• Entries provided:
┄┄┄┄┄┄┄┄┄┄┄┄┄┄┄┄┄┄┄┄

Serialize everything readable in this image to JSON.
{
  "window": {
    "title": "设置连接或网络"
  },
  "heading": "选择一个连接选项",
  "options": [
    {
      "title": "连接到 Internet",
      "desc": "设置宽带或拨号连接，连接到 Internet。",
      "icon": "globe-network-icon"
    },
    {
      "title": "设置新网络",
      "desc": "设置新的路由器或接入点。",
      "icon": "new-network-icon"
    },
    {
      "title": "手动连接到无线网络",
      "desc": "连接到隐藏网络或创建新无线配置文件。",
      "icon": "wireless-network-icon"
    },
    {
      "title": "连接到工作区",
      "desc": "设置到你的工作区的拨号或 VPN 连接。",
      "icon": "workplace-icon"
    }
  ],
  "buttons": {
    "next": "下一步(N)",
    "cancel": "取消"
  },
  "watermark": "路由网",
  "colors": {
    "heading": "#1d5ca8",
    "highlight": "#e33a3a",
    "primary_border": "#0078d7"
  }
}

┄┄┄┄┄┄┄┄┄┄┄┄┄┄┄┄┄┄┄┄

Output the full listing without altering anything.

• The result:
Serialize everything readable in this image to JSON.
{
  "window": {
    "title": "设置连接或网络"
  },
  "heading": "选择一个连接选项",
  "options": [
    {
      "title": "连接到 Internet",
      "desc": "设置宽带或拨号连接，连接到 Internet。",
      "icon": "globe-network-icon"
    },
    {
      "title": "设置新网络",
      "desc": "设置新的路由器或接入点。",
      "icon": "new-network-icon"
    },
    {
      "title": "手动连接到无线网络",
      "desc": "连接到隐藏网络或创建新无线配置文件。",
      "icon": "wireless-network-icon"
    },
    {
      "title": "连接到工作区",
      "desc": "设置到你的工作区的拨号或 VPN 连接。",
      "icon": "workplace-icon"
    }
  ],
  "buttons": {
    "next": "下一步(N)",
    "cancel": "取消"
  },
  "watermark": "路由网",
  "colors": {
    "heading": "#1d5ca8",
    "highlight": "#e33a3a",
    "primary_border": "#0078d7"
  }
}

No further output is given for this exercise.